Return the records exactly as they are.

★ ★ ★ ★ ★ ★ ★

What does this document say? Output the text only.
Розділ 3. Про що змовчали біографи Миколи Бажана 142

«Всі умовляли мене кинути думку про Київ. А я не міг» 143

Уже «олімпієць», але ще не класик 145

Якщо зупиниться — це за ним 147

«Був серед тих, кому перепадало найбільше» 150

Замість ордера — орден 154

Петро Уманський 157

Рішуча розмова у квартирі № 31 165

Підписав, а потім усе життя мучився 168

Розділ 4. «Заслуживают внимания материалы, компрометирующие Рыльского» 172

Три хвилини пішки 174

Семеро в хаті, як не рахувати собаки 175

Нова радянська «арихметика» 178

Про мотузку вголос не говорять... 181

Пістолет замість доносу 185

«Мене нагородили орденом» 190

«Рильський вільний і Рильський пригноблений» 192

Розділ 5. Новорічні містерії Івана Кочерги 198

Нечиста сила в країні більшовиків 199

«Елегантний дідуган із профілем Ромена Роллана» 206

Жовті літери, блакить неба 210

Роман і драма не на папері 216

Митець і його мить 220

★ ★ ★ ★ ★ ★ ★

▸ Worked answer
What does this document say? Output the text only.
Розділ 3. Про що змовчали біографи Миколи Бажана 142

«Всі умовляли мене кинути думку про Київ. А я не міг» 143

Уже «олімпієць», але ще не класик 145

Якщо зупиниться — це за ним 147

«Був серед тих, кому перепадало найбільше» 150

Замість ордера — орден 154

Петро Уманський 157

Рішуча розмова у квартирі № 31 165

Підписав, а потім усе життя мучився 168

Розділ 4. «Заслуживают внимания материалы, компрометирующие Рыльского» 172

Три хвилини пішки 174

Семеро в хаті, як не рахувати собаки 175

Нова радянська «арихметика» 178

Про мотузку вголос не говорять... 181

Пістолет замість доносу 185

«Мене нагородили орденом» 190

«Рильський вільний і Рильський пригноблений» 192

Розділ 5. Новорічні містерії Івана Кочерги 198

Нечиста сила в країні більшовиків 199

«Елегантний дідуган із профілем Ромена Роллана» 206

Жовті літери, блакить неба 210

Роман і драма не на папері 216

Митець і його мить 220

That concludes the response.